--- MATERIAL FOR THIS TASK ---
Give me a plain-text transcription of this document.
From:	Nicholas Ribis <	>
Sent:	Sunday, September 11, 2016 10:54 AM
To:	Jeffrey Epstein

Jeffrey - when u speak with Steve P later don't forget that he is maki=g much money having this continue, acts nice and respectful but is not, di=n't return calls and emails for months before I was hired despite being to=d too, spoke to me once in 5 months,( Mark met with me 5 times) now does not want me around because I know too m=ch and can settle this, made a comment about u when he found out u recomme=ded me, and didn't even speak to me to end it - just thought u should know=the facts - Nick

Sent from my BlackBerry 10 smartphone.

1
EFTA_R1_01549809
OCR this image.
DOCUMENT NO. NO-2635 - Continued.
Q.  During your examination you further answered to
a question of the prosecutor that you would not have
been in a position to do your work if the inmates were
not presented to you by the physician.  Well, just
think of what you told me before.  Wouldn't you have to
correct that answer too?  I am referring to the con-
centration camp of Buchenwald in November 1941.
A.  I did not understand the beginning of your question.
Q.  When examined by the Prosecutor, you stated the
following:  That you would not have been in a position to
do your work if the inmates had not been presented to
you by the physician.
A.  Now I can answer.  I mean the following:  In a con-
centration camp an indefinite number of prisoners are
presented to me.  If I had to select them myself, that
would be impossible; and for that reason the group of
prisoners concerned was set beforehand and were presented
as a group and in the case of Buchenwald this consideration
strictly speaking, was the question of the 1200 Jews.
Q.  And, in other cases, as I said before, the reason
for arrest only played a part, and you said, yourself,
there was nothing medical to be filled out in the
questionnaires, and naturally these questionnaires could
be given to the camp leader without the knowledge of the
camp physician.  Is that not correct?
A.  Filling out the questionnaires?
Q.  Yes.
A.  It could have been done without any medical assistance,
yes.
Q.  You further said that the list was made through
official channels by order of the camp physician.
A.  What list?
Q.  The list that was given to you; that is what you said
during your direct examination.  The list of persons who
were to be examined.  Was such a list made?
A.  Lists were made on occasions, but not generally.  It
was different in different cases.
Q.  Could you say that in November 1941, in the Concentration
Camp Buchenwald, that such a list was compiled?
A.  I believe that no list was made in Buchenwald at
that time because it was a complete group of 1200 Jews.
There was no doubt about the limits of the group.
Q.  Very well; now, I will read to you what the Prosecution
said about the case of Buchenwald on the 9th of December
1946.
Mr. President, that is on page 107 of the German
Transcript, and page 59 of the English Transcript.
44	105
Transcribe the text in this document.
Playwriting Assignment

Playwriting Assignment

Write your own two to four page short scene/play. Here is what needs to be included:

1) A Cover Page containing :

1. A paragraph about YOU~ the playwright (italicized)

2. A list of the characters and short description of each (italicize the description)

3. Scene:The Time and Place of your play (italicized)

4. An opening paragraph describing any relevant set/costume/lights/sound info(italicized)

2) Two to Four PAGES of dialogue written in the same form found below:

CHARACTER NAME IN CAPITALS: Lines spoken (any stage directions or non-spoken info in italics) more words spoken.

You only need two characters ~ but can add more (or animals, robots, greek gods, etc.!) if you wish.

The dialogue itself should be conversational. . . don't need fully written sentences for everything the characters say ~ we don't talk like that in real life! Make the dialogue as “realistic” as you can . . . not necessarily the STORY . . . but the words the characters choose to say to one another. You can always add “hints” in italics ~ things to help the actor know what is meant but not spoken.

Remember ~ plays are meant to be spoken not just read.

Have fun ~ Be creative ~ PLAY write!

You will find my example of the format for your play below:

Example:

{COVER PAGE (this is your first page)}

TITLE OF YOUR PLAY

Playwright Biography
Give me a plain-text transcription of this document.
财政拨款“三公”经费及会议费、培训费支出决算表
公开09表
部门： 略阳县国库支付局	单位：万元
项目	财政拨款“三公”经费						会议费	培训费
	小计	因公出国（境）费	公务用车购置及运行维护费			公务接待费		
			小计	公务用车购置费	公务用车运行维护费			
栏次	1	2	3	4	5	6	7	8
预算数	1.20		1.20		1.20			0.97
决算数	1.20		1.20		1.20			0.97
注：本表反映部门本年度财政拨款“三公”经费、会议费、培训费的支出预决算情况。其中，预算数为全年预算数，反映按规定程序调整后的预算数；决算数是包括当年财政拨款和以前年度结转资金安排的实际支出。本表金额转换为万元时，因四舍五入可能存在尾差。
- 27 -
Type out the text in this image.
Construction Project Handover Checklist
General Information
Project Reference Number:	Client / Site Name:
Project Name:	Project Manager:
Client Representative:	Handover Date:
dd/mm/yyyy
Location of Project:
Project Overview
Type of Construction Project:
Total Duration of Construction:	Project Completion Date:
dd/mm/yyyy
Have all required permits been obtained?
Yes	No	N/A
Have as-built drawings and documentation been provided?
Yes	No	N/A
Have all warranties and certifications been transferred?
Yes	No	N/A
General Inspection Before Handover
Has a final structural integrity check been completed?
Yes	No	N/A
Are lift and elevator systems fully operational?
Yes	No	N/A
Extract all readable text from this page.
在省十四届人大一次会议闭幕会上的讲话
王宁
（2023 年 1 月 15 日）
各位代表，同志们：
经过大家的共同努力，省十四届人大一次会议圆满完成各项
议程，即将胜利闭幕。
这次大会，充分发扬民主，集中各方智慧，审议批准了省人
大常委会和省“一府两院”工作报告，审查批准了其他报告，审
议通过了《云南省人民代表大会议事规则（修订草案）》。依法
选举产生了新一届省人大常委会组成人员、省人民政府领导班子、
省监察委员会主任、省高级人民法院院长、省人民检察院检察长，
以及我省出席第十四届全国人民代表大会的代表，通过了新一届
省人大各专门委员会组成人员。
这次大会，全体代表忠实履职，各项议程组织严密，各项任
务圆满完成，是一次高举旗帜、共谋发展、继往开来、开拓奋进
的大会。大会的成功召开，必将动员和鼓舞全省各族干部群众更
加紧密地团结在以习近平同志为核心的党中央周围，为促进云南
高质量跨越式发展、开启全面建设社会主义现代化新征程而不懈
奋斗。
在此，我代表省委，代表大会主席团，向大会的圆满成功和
---
◆ **AIM OF THE EXERCISE**
Your task is to reproduce the whole listing exactly.

◆ **THE ANSWER**
Give me a plain-text transcription of this document.
From:	Nicholas Ribis <	>
Sent:	Sunday, September 11, 2016 10:54 AM
To:	Jeffrey Epstein

Jeffrey - when u speak with Steve P later don't forget that he is maki=g much money having this continue, acts nice and respectful but is not, di=n't return calls and emails for months before I was hired despite being to=d too, spoke to me once in 5 months,( Mark met with me 5 times) now does not want me around because I know too m=ch and can settle this, made a comment about u when he found out u recomme=ded me, and didn't even speak to me to end it - just thought u should know=the facts - Nick

Sent from my BlackBerry 10 smartphone.

1
EFTA_R1_01549809
OCR this image.
DOCUMENT NO. NO-2635 - Continued.
Q.  During your examination you further answered to
a question of the prosecutor that you would not have
been in a position to do your work if the inmates were
not presented to you by the physician.  Well, just
think of what you told me before.  Wouldn't you have to
correct that answer too?  I am referring to the con-
centration camp of Buchenwald in November 1941.
A.  I did not understand the beginning of your question.
Q.  When examined by the Prosecutor, you stated the
following:  That you would not have been in a position to
do your work if the inmates had not been presented to
you by the physician.
A.  Now I can answer.  I mean the following:  In a con-
centration camp an indefinite number of prisoners are
presented to me.  If I had to select them myself, that
would be impossible; and for that reason the group of
prisoners concerned was set beforehand and were presented
as a group and in the case of Buchenwald this consideration
strictly speaking, was the question of the 1200 Jews.
Q.  And, in other cases, as I said before, the reason
for arrest only played a part, and you said, yourself,
there was nothing medical to be filled out in the
questionnaires, and naturally these questionnaires could
be given to the camp leader without the knowledge of the
camp physician.  Is that not correct?
A.  Filling out the questionnaires?
Q.  Yes.
A.  It could have been done without any medical assistance,
yes.
Q.  You further said that the list was made through
official channels by order of the camp physician.
A.  What list?
Q.  The list that was given to you; that is what you said
during your direct examination.  The list of persons who
were to be examined.  Was such a list made?
A.  Lists were made on occasions, but not generally.  It
was different in different cases.
Q.  Could you say that in November 1941, in the Concentration
Camp Buchenwald, that such a list was compiled?
A.  I believe that no list was made in Buchenwald at
that time because it was a complete group of 1200 Jews.
There was no doubt about the limits of the group.
Q.  Very well; now, I will read to you what the Prosecution
said about the case of Buchenwald on the 9th of December
1946.
Mr. President, that is on page 107 of the German
Transcript, and page 59 of the English Transcript.
44	105
Transcribe the text in this document.
Playwriting Assignment

Playwriting Assignment

Write your own two to four page short scene/play. Here is what needs to be included:

1) A Cover Page containing :

1. A paragraph about YOU~ the playwright (italicized)

2. A list of the characters and short description of each (italicize the description)

3. Scene:The Time and Place of your play (italicized)

4. An opening paragraph describing any relevant set/costume/lights/sound info(italicized)

2) Two to Four PAGES of dialogue written in the same form found below:

CHARACTER NAME IN CAPITALS: Lines spoken (any stage directions or non-spoken info in italics) more words spoken.

You only need two characters ~ but can add more (or animals, robots, greek gods, etc.!) if you wish.

The dialogue itself should be conversational. . . don't need fully written sentences for everything the characters say ~ we don't talk like that in real life! Make the dialogue as “realistic” as you can . . . not necessarily the STORY . . . but the words the characters choose to say to one another. You can always add “hints” in italics ~ things to help the actor know what is meant but not spoken.

Remember ~ plays are meant to be spoken not just read.

Have fun ~ Be creative ~ PLAY write!

You will find my example of the format for your play below:

Example:

{COVER PAGE (this is your first page)}

TITLE OF YOUR PLAY

Playwright Biography
Give me a plain-text transcription of this document.
财政拨款“三公”经费及会议费、培训费支出决算表
公开09表
部门： 略阳县国库支付局	单位：万元
项目	财政拨款“三公”经费						会议费	培训费
	小计	因公出国（境）费	公务用车购置及运行维护费			公务接待费		
			小计	公务用车购置费	公务用车运行维护费			
栏次	1	2	3	4	5	6	7	8
预算数	1.20		1.20		1.20			0.97
决算数	1.20		1.20		1.20			0.97
注：本表反映部门本年度财政拨款“三公”经费、会议费、培训费的支出预决算情况。其中，预算数为全年预算数，反映按规定程序调整后的预算数；决算数是包括当年财政拨款和以前年度结转资金安排的实际支出。本表金额转换为万元时，因四舍五入可能存在尾差。
- 27 -
Type out the text in this image.
Construction Project Handover Checklist
General Information
Project Reference Number:	Client / Site Name:
Project Name:	Project Manager:
Client Representative:	Handover Date:
dd/mm/yyyy
Location of Project:
Project Overview
Type of Construction Project:
Total Duration of Construction:	Project Completion Date:
dd/mm/yyyy
Have all required permits been obtained?
Yes	No	N/A
Have as-built drawings and documentation been provided?
Yes	No	N/A
Have all warranties and certifications been transferred?
Yes	No	N/A
General Inspection Before Handover
Has a final structural integrity check been completed?
Yes	No	N/A
Are lift and elevator systems fully operational?
Yes	No	N/A
Extract all readable text from this page.
在省十四届人大一次会议闭幕会上的讲话
王宁
（2023 年 1 月 15 日）
各位代表，同志们：
经过大家的共同努力，省十四届人大一次会议圆满完成各项
议程，即将胜利闭幕。
这次大会，充分发扬民主，集中各方智慧，审议批准了省人
大常委会和省“一府两院”工作报告，审查批准了其他报告，审
议通过了《云南省人民代表大会议事规则（修订草案）》。依法
选举产生了新一届省人大常委会组成人员、省人民政府领导班子、
省监察委员会主任、省高级人民法院院长、省人民检察院检察长，
以及我省出席第十四届全国人民代表大会的代表，通过了新一届
省人大各专门委员会组成人员。
这次大会，全体代表忠实履职，各项议程组织严密，各项任
务圆满完成，是一次高举旗帜、共谋发展、继往开来、开拓奋进
的大会。大会的成功召开，必将动员和鼓舞全省各族干部群众更
加紧密地团结在以习近平同志为核心的党中央周围，为促进云南
高质量跨越式发展、开启全面建设社会主义现代化新征程而不懈
奋斗。
在此，我代表省委，代表大会主席团，向大会的圆满成功和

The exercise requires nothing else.